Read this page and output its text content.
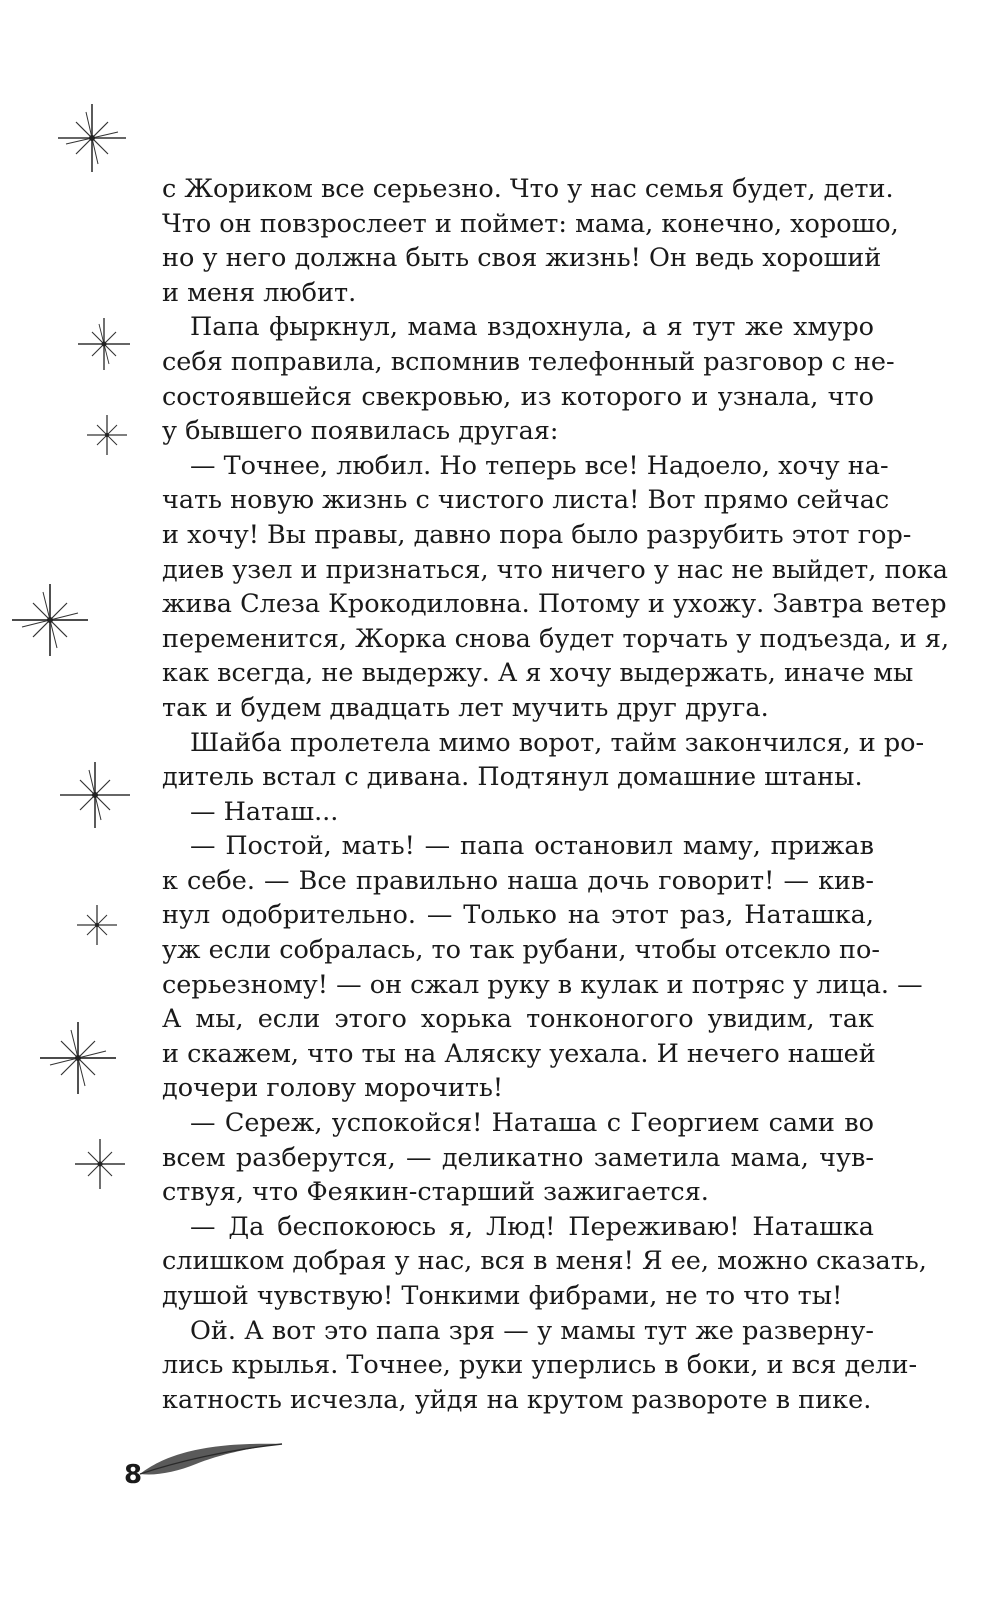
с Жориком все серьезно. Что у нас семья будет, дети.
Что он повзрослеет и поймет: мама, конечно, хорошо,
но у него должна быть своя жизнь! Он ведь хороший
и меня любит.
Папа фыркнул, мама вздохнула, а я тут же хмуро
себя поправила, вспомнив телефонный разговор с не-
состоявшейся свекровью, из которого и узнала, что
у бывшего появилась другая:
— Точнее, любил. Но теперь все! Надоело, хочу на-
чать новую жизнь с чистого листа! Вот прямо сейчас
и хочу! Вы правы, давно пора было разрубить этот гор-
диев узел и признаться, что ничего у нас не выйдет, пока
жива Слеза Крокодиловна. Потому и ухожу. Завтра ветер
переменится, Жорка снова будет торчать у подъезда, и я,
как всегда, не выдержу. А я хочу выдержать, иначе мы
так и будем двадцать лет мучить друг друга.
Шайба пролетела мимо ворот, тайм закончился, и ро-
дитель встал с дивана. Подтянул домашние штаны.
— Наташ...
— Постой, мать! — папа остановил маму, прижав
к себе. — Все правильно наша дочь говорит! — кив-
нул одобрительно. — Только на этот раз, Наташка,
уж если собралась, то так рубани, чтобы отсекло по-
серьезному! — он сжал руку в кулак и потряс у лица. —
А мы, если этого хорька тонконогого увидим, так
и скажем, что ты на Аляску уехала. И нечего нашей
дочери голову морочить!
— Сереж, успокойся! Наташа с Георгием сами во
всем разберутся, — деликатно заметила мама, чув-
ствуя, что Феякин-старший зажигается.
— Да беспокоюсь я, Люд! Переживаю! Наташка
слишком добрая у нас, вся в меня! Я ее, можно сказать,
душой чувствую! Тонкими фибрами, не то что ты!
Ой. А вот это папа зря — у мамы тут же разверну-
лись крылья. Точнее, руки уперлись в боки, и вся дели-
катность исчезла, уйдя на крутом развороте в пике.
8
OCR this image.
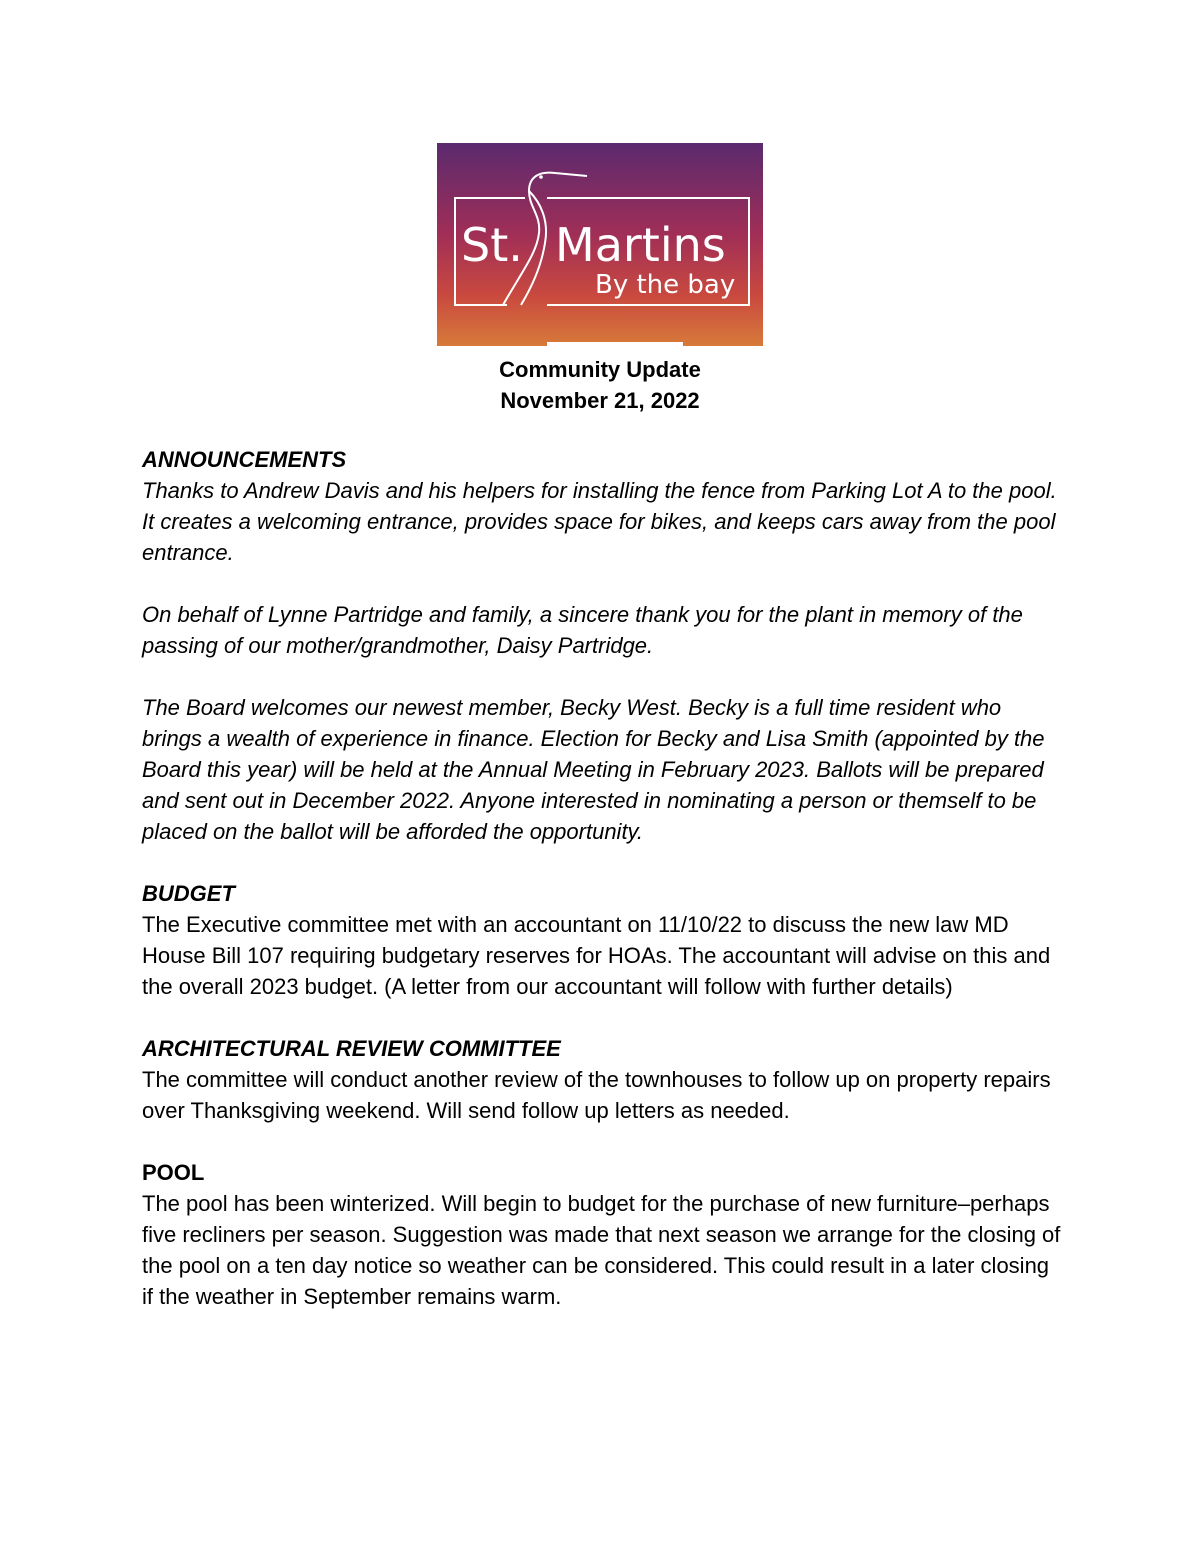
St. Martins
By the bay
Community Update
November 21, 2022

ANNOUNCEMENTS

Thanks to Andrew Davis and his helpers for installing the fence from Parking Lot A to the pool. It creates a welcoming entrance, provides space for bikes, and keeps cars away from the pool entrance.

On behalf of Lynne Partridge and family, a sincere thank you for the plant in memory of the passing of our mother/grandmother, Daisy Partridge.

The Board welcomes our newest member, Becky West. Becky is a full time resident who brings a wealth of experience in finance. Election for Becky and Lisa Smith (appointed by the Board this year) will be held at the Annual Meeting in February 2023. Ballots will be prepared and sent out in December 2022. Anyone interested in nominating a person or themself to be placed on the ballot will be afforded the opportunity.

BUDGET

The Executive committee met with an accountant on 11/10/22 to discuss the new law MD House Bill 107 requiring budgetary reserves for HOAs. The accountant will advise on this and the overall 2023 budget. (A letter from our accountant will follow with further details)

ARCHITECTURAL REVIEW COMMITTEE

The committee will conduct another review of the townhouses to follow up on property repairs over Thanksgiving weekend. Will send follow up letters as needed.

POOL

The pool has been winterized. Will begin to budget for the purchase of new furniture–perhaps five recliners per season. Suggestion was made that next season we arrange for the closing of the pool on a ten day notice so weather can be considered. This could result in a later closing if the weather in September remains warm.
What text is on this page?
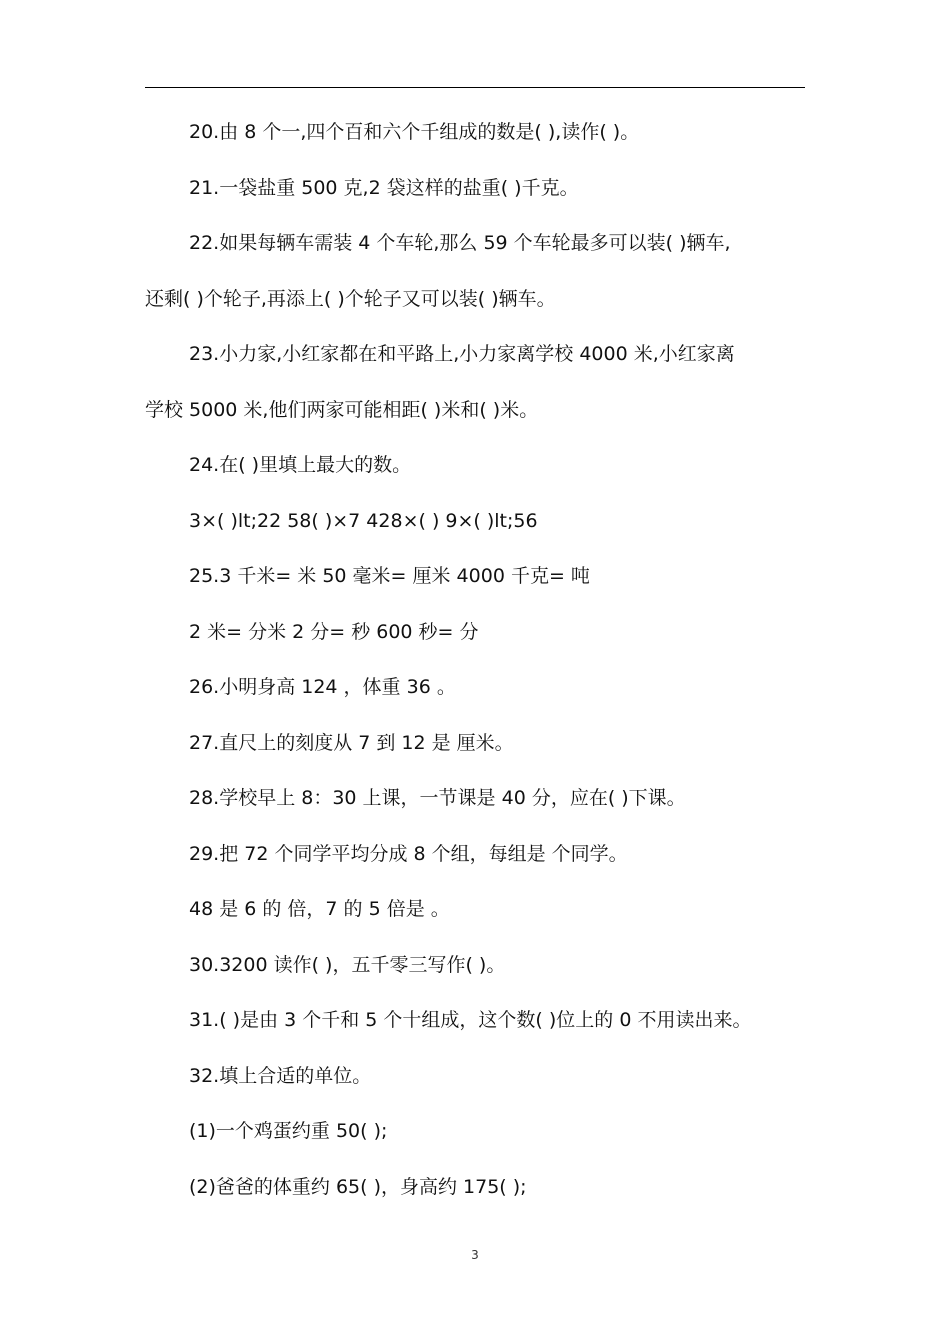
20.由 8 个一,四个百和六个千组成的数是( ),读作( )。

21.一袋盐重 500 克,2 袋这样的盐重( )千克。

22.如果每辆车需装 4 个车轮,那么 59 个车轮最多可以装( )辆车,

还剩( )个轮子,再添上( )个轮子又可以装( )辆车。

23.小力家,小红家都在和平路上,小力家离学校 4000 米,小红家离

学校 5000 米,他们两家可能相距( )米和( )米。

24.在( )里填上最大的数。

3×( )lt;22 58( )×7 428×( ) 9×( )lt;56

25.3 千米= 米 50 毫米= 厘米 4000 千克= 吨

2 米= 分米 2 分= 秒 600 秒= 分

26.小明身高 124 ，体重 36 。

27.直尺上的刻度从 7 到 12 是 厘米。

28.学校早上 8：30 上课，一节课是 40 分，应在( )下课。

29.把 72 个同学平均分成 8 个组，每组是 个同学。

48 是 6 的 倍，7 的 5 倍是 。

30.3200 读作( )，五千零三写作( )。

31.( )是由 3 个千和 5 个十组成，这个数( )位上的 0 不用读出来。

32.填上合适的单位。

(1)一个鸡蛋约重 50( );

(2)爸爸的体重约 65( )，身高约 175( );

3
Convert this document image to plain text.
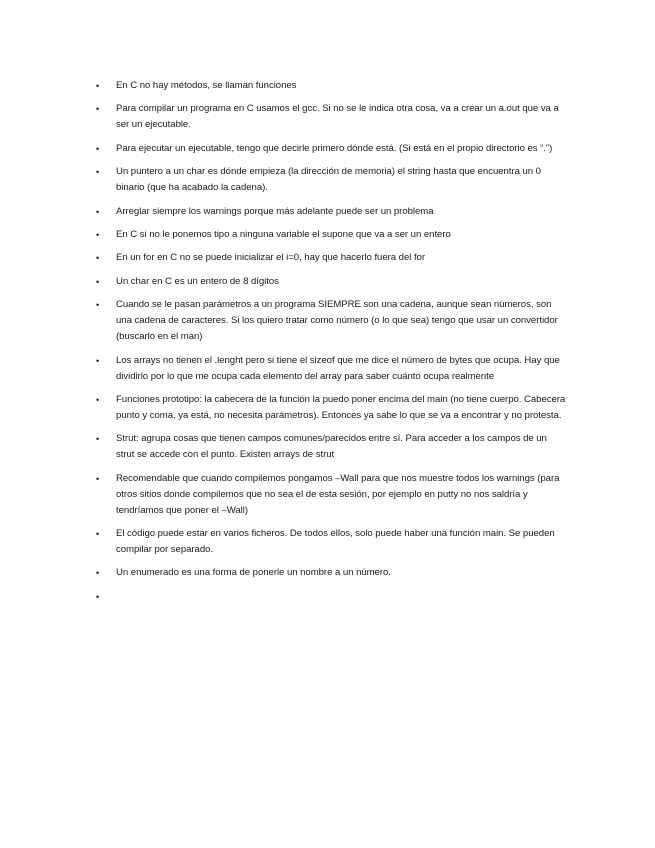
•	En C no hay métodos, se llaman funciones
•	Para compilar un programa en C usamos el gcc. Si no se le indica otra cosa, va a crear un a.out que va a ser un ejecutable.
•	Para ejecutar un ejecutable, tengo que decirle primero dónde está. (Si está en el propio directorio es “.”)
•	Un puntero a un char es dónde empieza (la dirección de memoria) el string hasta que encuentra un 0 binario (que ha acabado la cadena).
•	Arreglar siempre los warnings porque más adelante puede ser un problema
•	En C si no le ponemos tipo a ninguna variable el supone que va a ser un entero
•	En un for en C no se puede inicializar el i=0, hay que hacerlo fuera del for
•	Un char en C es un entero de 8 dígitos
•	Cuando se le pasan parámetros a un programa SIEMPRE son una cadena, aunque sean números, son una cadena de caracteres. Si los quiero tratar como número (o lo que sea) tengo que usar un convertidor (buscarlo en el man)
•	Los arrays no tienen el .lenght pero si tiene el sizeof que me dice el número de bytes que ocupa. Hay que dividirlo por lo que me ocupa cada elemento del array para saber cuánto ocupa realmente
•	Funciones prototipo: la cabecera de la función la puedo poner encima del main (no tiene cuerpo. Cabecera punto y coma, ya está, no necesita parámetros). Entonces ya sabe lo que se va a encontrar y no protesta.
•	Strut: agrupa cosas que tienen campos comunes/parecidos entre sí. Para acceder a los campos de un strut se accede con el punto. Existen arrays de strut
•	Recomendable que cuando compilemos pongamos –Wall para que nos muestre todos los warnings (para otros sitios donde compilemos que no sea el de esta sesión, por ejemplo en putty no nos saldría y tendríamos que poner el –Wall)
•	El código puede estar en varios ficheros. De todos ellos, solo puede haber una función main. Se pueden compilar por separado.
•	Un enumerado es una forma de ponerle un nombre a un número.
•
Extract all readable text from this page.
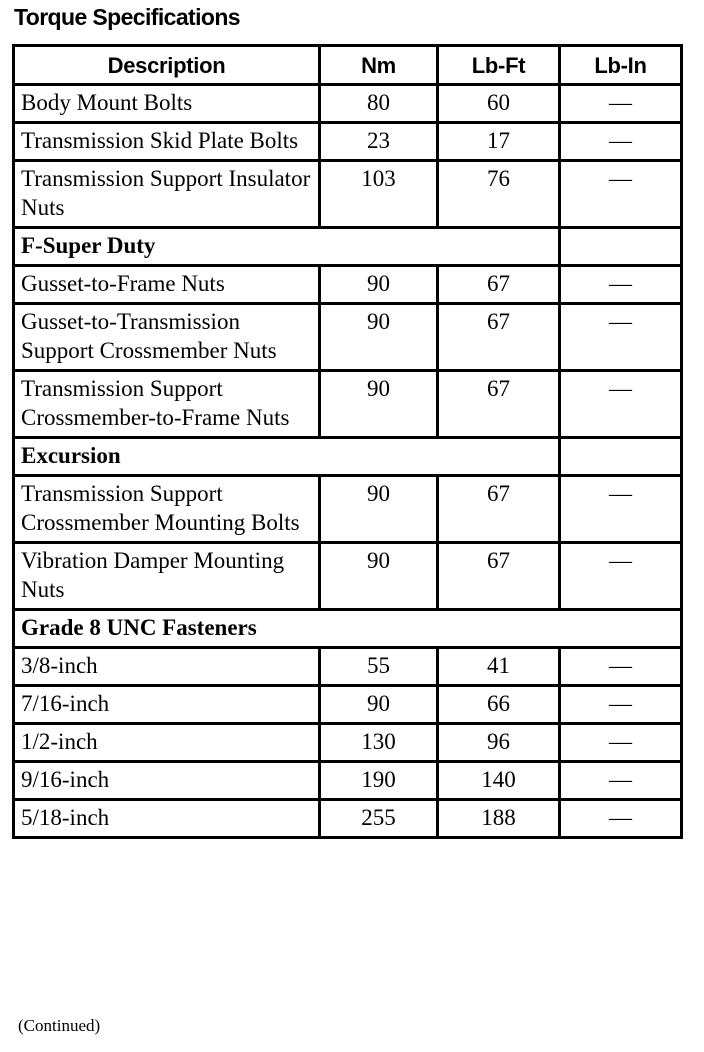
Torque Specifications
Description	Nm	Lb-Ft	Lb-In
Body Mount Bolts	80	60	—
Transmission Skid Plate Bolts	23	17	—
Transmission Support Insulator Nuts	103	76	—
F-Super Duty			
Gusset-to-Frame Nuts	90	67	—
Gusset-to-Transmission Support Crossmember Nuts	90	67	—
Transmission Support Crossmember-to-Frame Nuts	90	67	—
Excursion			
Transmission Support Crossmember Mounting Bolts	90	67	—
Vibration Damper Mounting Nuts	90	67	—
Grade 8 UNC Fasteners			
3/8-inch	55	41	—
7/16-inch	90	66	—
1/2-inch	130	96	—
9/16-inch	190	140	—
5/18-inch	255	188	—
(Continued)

################

List every line above that contains the word "programa".

## [Response for this exercise]
•	Para compilar un programa en C usamos el gcc. Si no se le indica otra cosa, va a crear un a.out que va a ser un ejecutable.
•	Cuando se le pasan parámetros a un programa SIEMPRE son una cadena, aunque sean números, son una cadena de caracteres. Si los quiero tratar como número (o lo que sea) tengo que usar un convertidor (buscarlo en el man)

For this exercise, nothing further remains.